_Exercise aim:_
How many lines in the entries below include the string "loop"? Answer with the number only.

_Supplied information:_
— Start —
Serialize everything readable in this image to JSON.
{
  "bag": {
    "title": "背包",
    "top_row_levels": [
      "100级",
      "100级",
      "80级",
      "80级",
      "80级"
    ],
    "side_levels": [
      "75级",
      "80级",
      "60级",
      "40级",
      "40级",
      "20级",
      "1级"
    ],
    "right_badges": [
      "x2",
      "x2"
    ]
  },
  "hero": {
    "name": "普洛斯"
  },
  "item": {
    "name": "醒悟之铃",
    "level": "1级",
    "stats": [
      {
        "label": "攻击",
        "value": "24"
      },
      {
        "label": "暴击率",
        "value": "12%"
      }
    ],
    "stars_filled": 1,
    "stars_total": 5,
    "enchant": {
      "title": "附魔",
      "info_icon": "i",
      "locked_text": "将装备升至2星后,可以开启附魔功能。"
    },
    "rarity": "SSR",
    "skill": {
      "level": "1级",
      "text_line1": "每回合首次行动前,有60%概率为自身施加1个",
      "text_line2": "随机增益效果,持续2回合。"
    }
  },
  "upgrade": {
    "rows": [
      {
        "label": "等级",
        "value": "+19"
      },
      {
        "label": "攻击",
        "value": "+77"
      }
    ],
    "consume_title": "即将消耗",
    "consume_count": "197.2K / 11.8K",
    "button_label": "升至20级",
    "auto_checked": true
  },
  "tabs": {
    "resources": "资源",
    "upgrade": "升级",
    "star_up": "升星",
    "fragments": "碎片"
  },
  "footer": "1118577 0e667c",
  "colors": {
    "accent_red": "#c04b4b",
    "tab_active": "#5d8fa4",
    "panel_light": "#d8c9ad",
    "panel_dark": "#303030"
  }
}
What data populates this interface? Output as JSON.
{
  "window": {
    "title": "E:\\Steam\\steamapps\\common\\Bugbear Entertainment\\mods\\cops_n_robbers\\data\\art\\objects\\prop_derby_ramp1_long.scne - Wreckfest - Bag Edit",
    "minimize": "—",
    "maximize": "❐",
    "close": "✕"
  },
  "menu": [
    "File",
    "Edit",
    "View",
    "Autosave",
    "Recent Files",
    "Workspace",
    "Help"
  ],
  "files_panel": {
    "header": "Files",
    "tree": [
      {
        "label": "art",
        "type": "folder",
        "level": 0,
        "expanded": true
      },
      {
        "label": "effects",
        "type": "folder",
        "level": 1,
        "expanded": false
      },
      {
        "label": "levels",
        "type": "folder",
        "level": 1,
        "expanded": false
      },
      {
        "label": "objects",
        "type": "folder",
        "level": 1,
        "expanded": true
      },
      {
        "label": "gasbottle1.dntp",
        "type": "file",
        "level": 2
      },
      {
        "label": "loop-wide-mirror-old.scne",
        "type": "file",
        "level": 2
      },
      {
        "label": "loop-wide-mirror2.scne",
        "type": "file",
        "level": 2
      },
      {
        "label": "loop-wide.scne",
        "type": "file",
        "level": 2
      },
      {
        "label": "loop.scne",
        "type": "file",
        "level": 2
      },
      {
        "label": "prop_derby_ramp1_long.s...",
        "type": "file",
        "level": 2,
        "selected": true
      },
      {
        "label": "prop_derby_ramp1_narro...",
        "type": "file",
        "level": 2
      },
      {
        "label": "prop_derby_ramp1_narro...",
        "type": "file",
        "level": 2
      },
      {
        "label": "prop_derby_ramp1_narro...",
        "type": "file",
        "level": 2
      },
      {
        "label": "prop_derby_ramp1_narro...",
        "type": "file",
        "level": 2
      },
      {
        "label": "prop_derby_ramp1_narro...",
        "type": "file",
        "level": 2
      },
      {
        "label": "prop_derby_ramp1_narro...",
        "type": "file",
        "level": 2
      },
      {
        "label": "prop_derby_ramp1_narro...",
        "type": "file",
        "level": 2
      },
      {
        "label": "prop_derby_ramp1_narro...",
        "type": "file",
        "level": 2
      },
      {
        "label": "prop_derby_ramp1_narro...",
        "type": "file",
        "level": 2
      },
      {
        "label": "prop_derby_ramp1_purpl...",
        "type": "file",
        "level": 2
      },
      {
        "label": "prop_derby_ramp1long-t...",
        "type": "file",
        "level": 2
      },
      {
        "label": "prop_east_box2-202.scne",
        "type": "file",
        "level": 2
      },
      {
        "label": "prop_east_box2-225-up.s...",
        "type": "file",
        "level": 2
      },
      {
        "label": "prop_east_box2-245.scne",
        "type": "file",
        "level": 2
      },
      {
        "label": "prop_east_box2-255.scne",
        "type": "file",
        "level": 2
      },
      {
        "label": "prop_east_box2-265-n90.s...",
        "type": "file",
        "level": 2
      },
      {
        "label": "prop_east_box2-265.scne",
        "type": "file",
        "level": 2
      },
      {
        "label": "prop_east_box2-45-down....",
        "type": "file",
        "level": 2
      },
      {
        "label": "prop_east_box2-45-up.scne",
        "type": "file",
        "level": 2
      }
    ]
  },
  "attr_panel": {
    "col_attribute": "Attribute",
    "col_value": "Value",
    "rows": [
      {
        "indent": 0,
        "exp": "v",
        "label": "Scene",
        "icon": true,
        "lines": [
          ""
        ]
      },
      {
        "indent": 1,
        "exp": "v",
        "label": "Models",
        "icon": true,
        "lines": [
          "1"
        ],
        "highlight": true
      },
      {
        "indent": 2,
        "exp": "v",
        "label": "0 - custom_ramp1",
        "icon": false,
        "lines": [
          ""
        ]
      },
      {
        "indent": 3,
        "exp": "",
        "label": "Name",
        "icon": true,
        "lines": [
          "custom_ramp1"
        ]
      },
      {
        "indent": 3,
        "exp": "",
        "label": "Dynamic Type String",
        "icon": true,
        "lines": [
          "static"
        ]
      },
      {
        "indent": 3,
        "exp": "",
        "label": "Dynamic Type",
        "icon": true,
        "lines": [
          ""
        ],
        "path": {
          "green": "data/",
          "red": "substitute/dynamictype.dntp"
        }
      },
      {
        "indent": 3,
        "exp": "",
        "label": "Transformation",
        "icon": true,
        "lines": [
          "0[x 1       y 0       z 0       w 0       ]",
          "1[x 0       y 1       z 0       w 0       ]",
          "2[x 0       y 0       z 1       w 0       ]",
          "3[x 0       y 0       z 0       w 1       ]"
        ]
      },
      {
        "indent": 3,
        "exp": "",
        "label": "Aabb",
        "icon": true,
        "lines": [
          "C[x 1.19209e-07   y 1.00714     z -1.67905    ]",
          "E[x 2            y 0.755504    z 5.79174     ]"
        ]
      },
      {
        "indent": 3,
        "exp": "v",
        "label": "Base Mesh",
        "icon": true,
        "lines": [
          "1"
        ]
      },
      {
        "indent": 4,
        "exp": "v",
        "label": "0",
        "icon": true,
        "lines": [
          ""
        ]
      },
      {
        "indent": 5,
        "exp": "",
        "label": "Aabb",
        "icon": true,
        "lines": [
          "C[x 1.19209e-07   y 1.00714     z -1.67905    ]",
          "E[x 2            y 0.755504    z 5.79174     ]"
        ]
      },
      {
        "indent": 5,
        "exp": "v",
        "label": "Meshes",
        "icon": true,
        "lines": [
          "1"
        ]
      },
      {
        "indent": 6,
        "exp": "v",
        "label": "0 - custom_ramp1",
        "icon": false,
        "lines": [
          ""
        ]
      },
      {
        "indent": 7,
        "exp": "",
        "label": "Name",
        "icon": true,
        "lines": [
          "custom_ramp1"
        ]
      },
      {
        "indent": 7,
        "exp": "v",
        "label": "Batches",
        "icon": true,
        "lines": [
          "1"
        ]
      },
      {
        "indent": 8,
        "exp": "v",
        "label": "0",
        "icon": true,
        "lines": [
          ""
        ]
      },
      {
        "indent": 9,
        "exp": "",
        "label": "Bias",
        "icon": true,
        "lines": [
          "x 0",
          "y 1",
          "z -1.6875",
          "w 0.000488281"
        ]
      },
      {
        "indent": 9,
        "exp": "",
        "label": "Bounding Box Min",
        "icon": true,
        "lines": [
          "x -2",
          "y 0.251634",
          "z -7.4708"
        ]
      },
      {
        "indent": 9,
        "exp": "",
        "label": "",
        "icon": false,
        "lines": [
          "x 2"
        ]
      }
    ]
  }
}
— End —
_Output for this exercise:_
4